Data entries
>> Start

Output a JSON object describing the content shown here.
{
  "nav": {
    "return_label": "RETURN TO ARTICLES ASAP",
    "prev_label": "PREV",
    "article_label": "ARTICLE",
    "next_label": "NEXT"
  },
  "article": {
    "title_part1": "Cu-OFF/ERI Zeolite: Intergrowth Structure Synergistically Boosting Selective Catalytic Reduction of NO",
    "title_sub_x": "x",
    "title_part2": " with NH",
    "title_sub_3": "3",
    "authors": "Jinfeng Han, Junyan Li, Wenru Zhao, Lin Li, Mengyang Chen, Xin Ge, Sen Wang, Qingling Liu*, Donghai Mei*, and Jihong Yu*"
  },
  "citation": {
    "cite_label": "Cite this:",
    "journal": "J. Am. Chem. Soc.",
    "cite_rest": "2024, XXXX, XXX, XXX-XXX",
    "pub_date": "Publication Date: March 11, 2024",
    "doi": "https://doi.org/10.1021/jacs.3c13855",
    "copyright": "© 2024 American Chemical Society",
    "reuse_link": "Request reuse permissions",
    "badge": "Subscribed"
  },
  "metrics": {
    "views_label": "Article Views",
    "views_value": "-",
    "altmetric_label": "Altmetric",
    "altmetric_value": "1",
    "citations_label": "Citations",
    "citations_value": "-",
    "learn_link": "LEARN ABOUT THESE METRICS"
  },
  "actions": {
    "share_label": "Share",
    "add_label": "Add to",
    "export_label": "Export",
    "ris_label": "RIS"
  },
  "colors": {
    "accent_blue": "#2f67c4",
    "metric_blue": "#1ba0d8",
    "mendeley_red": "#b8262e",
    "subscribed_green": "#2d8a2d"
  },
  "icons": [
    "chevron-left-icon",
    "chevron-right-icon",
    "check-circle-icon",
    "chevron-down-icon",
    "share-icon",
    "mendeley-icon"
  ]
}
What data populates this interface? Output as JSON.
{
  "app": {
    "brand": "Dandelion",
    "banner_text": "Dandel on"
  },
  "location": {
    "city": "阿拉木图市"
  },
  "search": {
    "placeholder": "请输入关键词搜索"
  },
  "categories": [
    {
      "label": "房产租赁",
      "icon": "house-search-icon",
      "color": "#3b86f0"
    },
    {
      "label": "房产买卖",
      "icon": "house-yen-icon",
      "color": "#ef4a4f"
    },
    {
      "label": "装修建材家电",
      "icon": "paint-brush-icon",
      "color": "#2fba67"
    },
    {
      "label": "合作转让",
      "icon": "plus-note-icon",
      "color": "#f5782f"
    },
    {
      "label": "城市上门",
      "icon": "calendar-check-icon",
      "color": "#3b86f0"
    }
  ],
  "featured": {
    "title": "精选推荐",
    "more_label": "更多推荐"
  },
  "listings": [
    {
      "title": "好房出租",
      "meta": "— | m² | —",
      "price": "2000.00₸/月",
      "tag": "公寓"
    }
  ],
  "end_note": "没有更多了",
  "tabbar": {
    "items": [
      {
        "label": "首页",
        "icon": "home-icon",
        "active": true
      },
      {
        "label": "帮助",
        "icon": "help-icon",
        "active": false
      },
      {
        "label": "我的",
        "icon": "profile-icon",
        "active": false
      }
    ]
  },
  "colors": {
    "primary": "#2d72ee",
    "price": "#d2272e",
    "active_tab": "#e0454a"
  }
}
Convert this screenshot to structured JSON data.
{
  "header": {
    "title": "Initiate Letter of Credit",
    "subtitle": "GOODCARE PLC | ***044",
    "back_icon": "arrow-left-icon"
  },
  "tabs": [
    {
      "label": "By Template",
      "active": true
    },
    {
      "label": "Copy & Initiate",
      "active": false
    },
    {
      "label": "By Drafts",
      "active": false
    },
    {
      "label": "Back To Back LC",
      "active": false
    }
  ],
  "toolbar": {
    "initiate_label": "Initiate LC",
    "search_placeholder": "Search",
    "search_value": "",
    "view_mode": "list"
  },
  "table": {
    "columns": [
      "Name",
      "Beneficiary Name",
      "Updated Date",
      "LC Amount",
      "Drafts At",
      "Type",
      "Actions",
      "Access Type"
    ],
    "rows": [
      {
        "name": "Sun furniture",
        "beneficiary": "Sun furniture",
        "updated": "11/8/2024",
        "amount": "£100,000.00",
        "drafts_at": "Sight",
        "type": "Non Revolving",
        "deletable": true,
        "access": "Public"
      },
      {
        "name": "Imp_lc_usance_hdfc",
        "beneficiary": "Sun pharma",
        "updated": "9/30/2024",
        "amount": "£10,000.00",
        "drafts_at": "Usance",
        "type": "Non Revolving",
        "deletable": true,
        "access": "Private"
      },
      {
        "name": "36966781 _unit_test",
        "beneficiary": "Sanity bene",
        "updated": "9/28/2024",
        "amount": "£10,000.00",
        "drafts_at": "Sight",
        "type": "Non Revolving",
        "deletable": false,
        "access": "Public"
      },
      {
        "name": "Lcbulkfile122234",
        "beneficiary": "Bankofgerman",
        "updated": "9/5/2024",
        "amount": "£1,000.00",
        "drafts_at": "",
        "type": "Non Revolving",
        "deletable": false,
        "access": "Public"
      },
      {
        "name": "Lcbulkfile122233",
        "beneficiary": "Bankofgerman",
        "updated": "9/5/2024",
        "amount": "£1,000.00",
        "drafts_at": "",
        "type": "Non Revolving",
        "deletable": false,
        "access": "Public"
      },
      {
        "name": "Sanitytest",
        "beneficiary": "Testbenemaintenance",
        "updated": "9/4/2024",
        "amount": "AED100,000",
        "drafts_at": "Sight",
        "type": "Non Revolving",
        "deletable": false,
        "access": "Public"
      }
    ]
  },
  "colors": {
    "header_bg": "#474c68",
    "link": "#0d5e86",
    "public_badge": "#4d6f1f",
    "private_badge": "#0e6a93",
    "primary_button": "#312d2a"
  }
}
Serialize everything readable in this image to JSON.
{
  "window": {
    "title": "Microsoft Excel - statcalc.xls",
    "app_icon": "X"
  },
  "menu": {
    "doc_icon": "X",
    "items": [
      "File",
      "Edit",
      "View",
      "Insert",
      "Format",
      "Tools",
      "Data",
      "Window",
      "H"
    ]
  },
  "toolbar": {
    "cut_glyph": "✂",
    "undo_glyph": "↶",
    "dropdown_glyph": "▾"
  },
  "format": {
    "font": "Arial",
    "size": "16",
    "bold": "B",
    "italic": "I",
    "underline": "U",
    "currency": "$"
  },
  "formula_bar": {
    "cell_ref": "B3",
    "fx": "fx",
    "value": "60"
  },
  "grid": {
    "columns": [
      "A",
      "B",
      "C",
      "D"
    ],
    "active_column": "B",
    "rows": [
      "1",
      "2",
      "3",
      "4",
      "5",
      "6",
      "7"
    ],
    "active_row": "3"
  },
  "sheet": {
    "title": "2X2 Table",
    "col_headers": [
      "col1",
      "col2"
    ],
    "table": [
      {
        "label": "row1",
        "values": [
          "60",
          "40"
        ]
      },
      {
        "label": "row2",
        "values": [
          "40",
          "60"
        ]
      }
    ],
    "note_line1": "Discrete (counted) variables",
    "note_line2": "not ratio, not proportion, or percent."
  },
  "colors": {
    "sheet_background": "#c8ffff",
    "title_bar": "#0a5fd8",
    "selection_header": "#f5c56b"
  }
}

>> End

* _Task to carry out_:
Tally up the lines with the word "this" in them, and answer with that number by itself.

* _Exercise result_:
4